[BEGIN Input]
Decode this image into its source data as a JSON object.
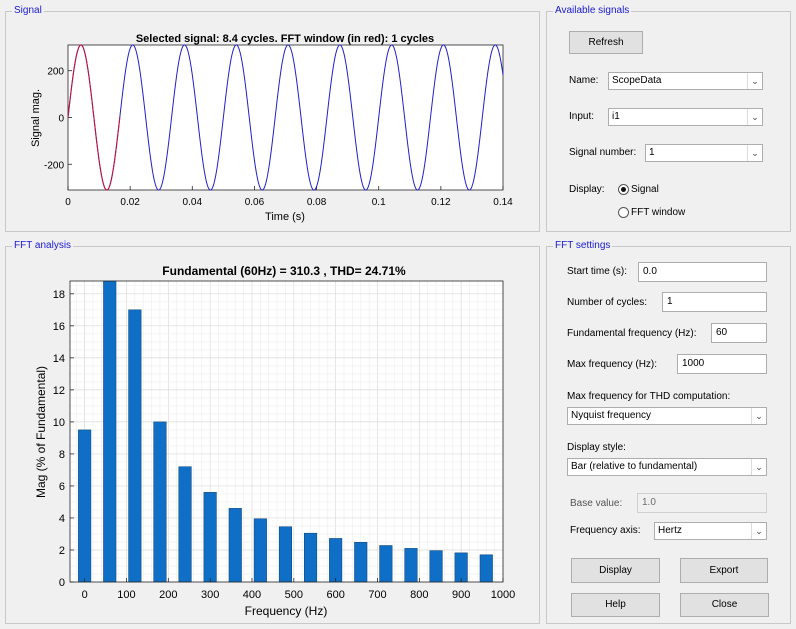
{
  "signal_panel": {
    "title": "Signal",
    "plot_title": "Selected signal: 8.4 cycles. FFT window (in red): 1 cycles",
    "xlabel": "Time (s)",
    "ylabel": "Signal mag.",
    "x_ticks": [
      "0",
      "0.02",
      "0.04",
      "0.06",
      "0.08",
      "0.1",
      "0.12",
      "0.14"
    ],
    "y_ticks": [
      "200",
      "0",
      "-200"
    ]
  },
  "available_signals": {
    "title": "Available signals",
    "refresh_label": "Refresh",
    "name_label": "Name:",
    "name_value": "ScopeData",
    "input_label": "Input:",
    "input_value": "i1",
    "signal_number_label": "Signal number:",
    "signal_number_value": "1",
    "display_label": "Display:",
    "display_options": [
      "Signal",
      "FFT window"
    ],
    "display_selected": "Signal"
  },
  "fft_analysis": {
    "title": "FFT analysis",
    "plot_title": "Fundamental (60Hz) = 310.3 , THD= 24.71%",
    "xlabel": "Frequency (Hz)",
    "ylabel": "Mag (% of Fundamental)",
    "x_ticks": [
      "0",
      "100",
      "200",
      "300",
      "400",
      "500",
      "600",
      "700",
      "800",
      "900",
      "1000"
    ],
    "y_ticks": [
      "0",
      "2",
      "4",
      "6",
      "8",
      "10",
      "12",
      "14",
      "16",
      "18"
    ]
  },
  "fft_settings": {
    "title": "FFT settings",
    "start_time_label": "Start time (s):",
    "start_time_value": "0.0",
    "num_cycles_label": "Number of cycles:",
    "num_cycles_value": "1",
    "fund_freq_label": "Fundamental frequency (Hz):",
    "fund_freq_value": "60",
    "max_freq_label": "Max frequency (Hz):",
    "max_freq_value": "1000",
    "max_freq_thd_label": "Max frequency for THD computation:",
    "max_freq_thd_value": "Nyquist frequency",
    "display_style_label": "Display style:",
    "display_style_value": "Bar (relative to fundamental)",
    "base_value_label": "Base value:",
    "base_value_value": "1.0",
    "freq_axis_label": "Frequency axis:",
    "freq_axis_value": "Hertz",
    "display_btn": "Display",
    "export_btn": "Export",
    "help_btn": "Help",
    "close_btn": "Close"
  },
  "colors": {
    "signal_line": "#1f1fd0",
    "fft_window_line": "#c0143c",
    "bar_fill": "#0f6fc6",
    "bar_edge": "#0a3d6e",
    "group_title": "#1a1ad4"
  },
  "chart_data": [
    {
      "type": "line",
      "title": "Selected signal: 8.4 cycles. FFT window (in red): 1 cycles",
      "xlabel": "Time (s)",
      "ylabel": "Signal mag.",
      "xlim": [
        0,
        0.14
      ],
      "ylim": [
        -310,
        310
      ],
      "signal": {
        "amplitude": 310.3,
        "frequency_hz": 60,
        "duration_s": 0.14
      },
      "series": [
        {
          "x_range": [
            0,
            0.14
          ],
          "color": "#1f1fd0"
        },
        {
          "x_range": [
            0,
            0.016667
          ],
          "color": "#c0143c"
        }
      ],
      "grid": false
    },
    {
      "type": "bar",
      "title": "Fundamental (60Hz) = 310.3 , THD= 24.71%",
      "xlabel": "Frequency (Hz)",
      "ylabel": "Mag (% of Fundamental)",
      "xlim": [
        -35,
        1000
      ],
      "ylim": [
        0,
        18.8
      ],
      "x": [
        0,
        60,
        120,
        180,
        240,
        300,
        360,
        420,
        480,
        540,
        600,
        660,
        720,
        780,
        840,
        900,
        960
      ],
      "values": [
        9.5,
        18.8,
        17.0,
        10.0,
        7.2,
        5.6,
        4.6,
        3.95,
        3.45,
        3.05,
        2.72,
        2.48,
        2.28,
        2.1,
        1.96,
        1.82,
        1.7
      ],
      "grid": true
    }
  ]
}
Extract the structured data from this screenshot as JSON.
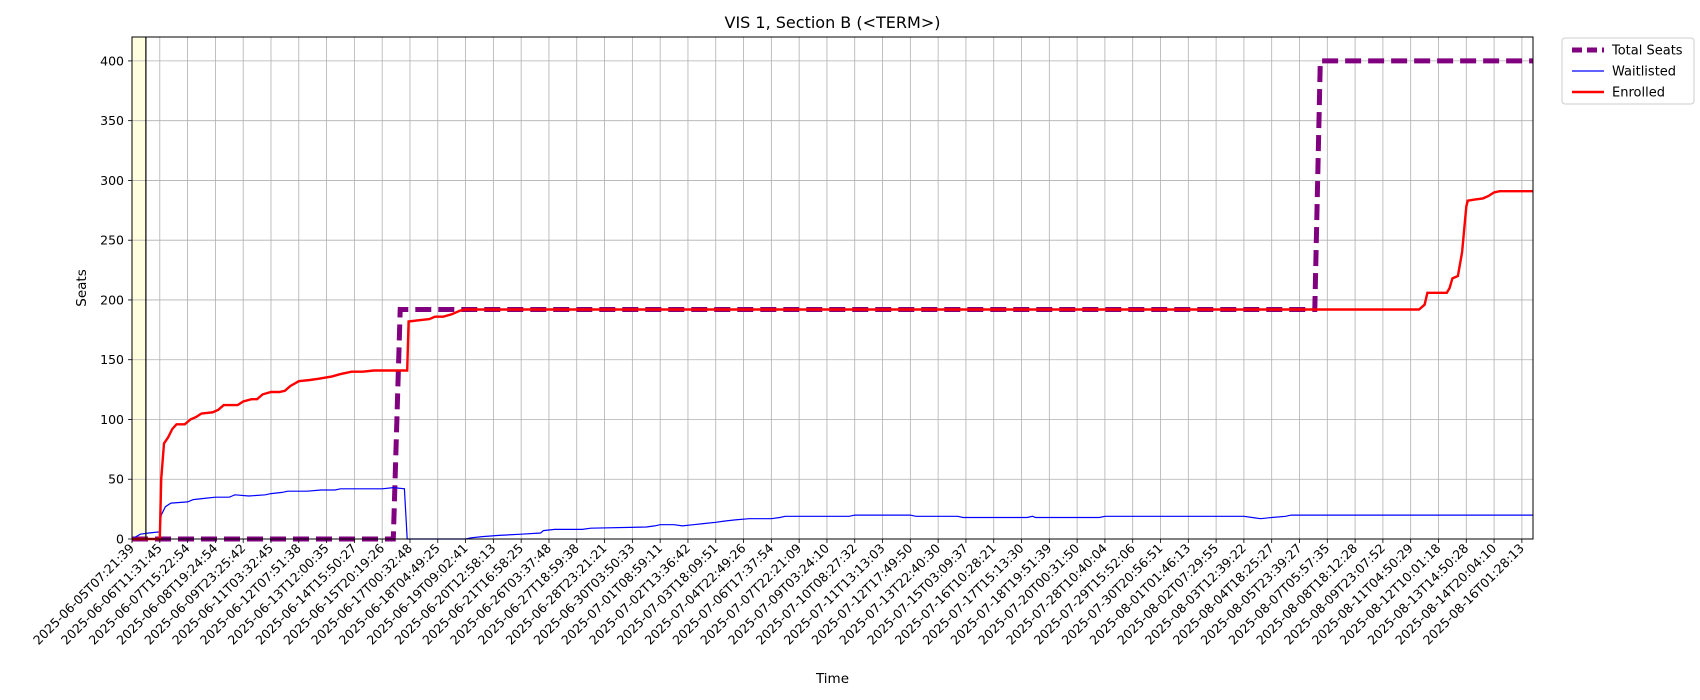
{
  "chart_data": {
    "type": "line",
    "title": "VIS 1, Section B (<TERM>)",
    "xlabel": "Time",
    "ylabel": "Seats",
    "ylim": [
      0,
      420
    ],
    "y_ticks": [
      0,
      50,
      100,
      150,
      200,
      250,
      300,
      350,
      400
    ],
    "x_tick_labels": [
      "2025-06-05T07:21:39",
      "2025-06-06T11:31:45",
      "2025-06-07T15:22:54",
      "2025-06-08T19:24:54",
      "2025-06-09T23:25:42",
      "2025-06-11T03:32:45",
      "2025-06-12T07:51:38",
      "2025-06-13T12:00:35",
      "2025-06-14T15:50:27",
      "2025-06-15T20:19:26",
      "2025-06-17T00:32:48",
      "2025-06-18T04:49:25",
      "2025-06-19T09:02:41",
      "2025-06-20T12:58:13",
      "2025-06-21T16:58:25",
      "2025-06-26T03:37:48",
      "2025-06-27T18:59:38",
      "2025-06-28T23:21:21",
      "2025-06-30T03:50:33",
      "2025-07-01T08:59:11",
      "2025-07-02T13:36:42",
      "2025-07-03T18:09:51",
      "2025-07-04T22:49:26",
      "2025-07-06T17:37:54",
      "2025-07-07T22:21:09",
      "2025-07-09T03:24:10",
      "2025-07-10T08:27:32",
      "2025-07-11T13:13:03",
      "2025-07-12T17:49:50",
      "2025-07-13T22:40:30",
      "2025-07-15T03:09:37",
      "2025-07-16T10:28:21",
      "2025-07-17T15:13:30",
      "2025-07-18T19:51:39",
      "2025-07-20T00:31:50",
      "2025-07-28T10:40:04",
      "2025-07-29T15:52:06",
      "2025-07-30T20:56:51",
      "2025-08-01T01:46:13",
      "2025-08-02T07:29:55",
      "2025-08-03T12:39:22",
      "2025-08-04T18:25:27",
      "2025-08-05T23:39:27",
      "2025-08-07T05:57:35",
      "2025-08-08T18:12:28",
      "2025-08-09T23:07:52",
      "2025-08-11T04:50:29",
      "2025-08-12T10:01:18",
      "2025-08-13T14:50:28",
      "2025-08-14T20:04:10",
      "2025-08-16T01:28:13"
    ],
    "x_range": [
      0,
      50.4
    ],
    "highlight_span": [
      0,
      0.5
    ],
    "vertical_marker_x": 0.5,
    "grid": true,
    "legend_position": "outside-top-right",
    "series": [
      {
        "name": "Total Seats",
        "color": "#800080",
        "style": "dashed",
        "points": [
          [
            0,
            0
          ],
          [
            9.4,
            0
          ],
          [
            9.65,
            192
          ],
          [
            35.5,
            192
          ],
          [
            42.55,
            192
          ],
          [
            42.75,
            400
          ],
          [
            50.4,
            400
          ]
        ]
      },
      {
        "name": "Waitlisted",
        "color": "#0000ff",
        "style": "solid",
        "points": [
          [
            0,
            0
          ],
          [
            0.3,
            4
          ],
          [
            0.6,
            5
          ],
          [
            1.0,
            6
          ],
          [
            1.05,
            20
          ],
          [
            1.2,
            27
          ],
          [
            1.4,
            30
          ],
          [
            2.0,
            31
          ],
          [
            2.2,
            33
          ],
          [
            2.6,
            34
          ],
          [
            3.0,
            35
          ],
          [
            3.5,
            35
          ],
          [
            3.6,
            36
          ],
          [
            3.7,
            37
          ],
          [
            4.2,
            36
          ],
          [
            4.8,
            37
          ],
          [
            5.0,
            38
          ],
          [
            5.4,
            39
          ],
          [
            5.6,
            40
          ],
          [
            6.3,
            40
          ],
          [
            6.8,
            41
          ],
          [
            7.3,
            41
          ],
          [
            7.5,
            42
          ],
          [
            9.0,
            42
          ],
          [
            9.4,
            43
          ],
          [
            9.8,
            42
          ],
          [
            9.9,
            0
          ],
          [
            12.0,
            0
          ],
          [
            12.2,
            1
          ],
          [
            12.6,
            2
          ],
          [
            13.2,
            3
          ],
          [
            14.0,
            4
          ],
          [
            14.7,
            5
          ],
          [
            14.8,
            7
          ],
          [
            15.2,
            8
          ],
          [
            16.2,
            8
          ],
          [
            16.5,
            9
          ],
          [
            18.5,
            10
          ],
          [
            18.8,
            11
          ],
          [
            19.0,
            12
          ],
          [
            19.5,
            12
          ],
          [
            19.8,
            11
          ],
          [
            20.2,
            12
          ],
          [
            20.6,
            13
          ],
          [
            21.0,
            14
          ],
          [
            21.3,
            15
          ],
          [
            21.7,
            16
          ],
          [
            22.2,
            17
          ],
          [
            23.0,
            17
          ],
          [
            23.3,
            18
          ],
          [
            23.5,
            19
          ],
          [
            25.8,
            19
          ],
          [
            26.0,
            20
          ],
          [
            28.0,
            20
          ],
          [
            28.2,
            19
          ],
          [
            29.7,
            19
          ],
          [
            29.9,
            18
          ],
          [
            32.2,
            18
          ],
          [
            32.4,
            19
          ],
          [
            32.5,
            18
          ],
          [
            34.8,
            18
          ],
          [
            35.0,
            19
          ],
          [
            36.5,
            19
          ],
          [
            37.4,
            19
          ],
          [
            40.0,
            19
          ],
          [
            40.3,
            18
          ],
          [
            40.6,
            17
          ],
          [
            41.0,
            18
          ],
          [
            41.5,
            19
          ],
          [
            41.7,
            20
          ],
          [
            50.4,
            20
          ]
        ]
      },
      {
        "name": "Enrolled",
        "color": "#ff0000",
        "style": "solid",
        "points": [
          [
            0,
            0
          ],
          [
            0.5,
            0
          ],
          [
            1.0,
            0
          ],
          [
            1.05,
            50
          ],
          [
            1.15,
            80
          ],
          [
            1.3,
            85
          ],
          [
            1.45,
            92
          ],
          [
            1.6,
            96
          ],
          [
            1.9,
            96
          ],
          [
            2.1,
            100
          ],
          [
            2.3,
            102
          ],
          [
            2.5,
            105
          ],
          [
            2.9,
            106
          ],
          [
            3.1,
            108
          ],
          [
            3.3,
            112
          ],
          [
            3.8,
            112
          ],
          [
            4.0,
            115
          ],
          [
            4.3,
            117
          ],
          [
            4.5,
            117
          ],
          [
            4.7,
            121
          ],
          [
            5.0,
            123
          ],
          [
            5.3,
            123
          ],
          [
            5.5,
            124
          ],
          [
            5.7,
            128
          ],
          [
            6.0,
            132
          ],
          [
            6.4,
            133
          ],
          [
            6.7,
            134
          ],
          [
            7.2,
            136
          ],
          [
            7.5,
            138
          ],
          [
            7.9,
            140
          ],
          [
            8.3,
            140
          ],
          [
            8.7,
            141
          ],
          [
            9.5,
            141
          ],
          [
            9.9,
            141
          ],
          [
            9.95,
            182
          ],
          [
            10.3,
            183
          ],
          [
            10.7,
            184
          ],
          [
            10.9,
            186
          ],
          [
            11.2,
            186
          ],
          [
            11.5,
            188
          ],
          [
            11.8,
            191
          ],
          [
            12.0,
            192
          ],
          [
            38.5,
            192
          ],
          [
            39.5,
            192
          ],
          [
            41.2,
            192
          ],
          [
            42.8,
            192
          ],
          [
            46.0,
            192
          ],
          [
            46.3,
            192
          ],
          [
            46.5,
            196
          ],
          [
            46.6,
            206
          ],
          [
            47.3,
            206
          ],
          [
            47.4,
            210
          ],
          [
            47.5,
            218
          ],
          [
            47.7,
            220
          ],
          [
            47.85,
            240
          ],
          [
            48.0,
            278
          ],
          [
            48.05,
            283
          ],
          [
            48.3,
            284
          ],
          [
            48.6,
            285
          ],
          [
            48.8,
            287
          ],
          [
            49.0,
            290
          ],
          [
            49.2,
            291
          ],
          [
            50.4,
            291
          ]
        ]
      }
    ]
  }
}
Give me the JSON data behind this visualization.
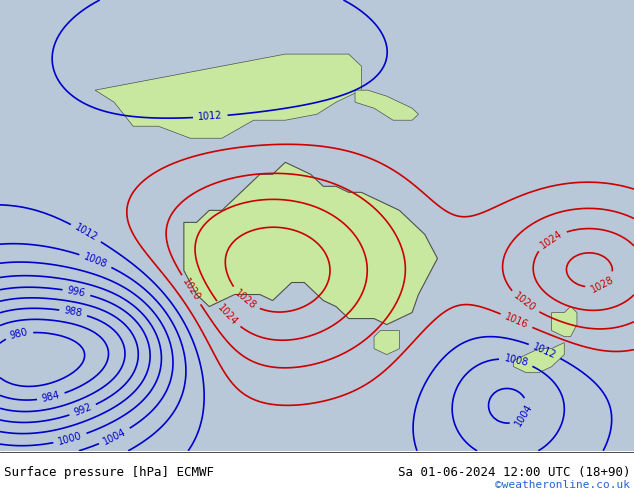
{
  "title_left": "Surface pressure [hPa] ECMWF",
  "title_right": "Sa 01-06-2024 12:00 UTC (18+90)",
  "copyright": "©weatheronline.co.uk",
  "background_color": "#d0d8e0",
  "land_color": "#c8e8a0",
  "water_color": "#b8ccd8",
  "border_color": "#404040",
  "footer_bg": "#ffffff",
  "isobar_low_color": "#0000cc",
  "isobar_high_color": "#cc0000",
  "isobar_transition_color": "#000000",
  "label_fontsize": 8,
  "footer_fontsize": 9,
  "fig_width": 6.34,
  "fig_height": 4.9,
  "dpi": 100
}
[END Input]
Exercise – Every line above that contains the word "this" should be reported.

Task result –
Decode this image into its source data as a JSON object.
Extract the structured data from this screenshot as JSON.
Give me the JSON data behind this visualization.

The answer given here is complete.